> [Exercise goal] Say the number of lines containing the string "text", and say nothing else.

━━━━━━━━━━

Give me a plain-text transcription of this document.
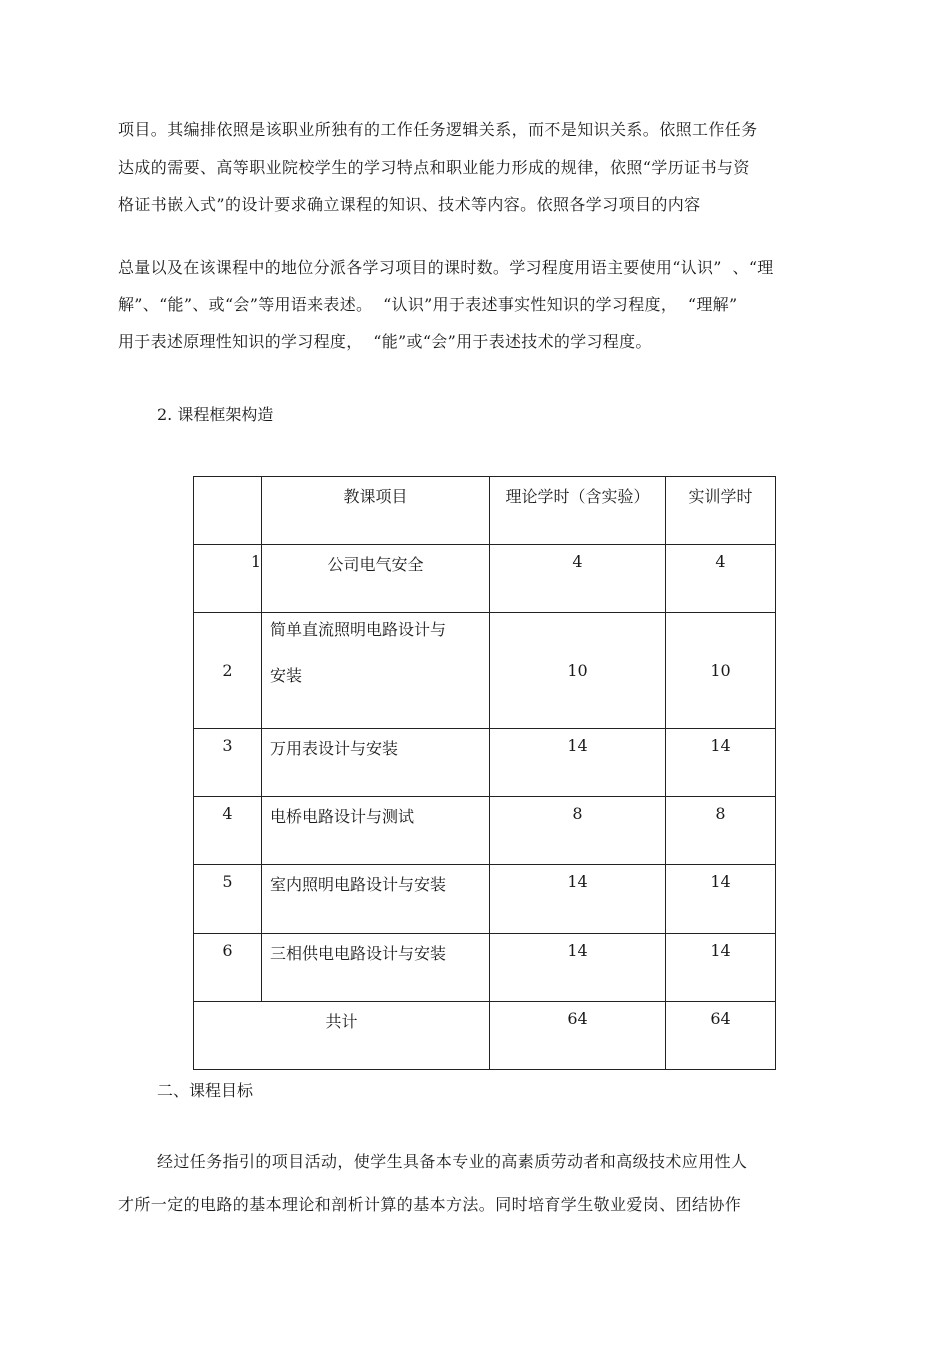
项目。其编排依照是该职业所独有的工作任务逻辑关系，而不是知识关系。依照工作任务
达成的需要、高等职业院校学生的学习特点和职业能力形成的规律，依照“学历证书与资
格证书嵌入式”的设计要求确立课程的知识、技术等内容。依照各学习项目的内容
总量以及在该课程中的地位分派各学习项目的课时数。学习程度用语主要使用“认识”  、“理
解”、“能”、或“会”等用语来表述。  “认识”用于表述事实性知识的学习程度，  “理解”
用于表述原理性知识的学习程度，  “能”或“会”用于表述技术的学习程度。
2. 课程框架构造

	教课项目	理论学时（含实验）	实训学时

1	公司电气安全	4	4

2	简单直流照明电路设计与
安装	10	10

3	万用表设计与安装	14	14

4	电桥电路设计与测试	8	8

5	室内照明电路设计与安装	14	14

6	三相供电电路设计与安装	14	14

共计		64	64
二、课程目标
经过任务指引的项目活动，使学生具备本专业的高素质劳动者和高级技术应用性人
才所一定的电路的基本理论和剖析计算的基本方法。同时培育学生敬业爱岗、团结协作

━━━━━━━━━━

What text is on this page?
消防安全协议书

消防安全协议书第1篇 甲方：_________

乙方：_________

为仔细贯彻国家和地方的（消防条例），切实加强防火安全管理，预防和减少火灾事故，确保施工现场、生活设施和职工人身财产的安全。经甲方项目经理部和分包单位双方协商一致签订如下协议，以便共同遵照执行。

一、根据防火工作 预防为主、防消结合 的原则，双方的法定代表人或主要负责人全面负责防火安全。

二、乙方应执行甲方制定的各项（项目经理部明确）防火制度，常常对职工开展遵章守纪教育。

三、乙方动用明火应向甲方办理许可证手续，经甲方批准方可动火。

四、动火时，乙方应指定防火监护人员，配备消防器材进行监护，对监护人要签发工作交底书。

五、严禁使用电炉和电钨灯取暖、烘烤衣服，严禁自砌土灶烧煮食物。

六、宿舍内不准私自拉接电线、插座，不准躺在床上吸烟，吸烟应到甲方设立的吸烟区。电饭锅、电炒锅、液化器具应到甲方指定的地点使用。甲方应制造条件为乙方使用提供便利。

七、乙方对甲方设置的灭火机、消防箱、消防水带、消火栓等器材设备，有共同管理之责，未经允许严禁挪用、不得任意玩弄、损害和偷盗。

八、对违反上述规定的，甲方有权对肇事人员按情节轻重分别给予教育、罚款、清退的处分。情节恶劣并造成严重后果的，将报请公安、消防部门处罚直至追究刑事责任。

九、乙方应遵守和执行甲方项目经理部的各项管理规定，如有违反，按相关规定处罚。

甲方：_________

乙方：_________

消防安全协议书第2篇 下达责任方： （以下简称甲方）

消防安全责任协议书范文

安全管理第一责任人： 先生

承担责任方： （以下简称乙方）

━━━━━━━━━━

> [Result of the exercise] 2